[Task details] Work through the data below line by line and say how many lines hold "CHANGE"; give only the number.

··· Task data ···

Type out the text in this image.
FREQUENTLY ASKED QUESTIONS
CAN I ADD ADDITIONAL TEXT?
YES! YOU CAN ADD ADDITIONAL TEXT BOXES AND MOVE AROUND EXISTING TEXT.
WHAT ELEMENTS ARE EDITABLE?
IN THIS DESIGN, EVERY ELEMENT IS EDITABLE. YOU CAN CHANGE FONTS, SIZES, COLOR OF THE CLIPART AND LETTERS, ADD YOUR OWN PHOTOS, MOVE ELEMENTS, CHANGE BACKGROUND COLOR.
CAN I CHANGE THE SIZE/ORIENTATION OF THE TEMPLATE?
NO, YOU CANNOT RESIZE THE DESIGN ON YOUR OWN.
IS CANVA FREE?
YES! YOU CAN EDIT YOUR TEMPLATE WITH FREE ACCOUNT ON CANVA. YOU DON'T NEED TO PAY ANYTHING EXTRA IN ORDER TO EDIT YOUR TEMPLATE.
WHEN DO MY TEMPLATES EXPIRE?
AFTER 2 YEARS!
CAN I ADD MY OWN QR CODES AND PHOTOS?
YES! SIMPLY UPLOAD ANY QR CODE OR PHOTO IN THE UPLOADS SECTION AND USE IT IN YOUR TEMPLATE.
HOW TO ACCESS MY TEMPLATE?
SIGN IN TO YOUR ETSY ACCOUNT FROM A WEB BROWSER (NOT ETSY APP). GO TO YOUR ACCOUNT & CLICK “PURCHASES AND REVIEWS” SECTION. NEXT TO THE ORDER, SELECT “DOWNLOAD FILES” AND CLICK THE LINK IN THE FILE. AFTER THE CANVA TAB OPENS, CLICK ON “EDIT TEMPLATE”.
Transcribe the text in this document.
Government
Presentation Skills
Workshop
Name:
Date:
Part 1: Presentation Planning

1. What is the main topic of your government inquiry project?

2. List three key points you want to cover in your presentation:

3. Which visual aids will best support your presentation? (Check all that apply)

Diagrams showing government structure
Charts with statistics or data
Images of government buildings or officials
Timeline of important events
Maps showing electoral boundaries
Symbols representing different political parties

···
··· Task data ···

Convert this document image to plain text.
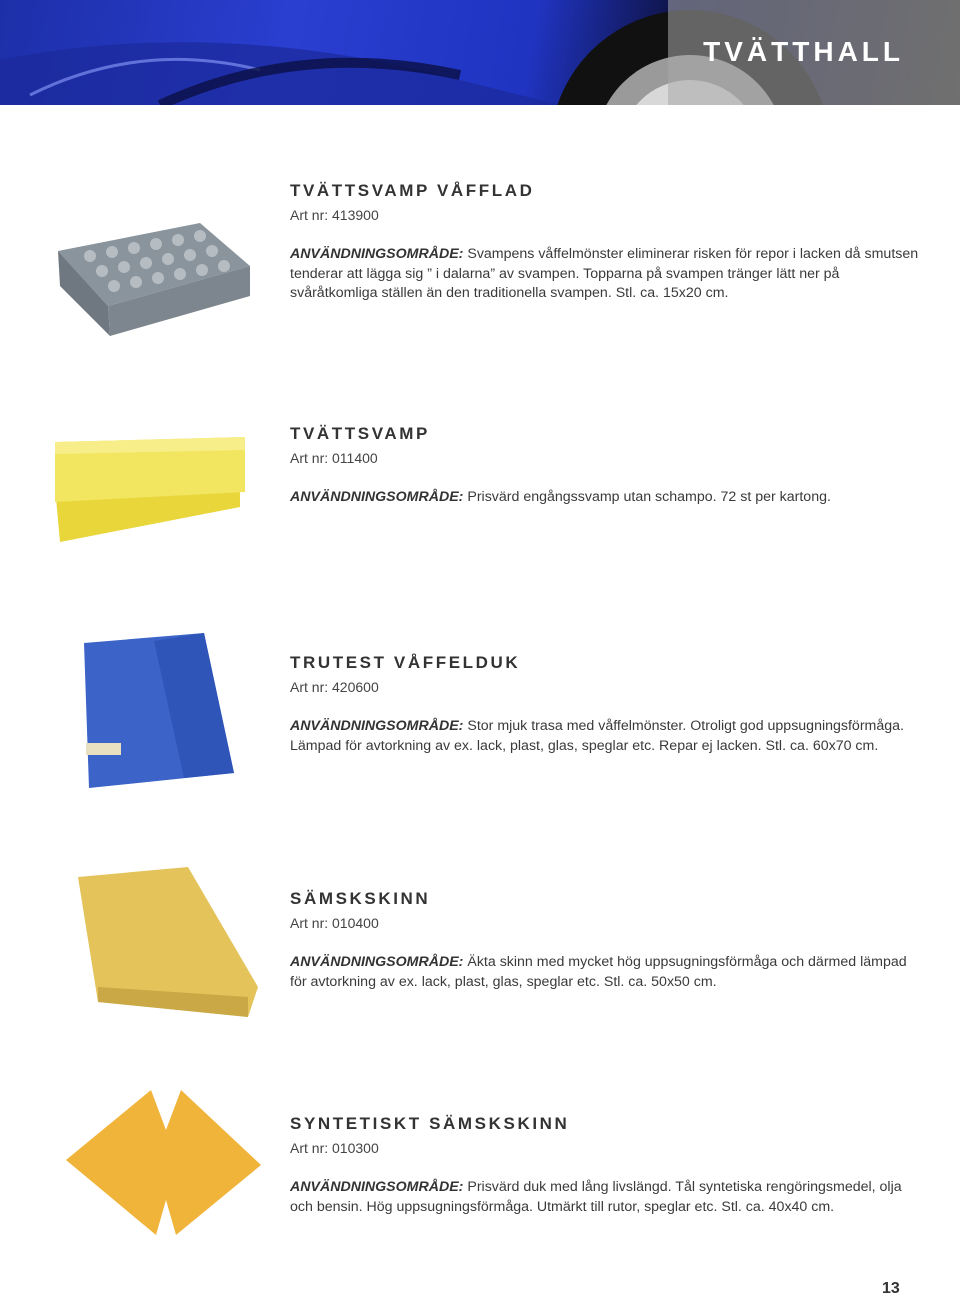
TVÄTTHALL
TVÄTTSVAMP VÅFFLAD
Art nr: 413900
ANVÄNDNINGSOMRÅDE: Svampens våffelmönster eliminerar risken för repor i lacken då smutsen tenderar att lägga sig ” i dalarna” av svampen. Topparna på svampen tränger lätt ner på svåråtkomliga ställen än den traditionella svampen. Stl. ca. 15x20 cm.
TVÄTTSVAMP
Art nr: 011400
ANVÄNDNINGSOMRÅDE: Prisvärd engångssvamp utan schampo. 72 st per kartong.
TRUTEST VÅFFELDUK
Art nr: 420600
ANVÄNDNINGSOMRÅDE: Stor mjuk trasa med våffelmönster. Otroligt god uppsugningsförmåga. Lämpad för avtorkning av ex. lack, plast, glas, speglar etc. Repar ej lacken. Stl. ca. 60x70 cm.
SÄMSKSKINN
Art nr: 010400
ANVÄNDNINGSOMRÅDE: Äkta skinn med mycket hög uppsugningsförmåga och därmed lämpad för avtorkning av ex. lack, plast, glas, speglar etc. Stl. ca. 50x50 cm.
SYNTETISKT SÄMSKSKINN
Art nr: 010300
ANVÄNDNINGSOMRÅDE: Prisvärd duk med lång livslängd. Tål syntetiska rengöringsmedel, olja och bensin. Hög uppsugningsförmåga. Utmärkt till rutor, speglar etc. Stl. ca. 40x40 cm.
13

···

[Answer to this exercise] 2